▸ Brief:
List all lines in the material below that contain "deactivation".

▸ Material:

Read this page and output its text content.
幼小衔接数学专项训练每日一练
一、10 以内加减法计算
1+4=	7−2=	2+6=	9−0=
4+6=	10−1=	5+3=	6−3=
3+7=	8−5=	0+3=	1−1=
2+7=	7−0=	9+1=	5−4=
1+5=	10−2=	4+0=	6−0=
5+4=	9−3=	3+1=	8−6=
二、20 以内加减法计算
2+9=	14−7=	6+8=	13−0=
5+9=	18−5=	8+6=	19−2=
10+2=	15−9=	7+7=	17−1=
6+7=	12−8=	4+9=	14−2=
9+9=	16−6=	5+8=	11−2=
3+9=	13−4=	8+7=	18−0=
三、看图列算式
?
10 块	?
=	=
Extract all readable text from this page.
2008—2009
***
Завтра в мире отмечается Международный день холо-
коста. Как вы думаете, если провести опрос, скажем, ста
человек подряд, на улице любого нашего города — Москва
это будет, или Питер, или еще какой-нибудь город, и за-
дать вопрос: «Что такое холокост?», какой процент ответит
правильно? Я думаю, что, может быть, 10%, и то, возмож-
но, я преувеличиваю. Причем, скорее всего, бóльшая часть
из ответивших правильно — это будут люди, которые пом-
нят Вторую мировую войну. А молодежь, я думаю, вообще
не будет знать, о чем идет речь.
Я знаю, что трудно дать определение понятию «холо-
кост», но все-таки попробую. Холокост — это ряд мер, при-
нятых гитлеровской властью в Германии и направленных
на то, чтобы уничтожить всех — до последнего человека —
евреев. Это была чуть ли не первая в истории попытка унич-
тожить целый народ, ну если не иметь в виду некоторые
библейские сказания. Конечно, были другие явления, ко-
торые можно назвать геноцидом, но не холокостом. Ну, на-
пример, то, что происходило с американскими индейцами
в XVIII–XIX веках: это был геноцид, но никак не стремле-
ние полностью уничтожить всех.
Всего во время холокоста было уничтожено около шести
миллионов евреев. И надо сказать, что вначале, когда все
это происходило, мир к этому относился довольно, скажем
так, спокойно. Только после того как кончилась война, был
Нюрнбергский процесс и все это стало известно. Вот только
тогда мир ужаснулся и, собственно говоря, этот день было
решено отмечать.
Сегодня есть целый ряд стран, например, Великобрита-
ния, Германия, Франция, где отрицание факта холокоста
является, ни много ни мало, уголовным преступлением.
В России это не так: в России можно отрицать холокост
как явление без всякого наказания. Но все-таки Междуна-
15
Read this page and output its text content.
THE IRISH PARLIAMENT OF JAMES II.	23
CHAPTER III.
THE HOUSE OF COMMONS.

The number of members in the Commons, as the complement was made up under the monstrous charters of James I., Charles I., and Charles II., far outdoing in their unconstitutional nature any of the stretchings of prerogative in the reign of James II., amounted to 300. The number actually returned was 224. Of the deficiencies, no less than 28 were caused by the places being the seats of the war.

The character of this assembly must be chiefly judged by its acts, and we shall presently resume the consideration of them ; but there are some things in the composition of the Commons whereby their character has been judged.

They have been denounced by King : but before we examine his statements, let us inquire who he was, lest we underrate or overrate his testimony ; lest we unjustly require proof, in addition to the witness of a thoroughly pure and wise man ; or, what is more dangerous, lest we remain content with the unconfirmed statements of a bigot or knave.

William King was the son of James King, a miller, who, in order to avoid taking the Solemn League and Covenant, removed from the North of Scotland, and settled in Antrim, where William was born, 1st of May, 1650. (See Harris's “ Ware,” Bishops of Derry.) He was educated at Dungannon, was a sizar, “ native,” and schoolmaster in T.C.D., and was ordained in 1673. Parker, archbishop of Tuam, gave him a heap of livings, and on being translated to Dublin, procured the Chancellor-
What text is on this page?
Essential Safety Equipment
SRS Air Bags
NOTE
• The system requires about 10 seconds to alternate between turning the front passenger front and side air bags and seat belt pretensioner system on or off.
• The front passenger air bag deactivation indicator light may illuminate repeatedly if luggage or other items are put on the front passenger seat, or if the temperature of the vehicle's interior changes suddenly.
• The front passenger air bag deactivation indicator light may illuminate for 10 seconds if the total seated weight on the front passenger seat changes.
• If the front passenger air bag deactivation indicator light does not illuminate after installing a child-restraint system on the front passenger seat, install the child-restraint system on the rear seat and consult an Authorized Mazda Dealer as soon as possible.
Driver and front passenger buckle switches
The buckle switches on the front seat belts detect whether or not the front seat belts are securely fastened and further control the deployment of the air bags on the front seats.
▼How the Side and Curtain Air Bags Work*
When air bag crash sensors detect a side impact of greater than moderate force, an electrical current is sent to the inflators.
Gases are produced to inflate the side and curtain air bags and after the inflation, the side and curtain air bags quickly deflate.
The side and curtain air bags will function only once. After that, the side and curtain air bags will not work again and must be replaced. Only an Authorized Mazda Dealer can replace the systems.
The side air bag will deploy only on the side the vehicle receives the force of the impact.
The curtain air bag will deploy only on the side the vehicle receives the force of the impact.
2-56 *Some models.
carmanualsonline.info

▸ The solution:
• The front passenger air bag deactivation indicator light may illuminate repeatedly if luggage or other items are put on the front passenger seat, or if the temperature of the vehicle's interior changes suddenly.
• The front passenger air bag deactivation indicator light may illuminate for 10 seconds if the total seated weight on the front passenger seat changes.
• If the front passenger air bag deactivation indicator light does not illuminate after installing a child-restraint system on the front passenger seat, install the child-restraint system on the rear seat and consult an Authorized Mazda Dealer as soon as possible.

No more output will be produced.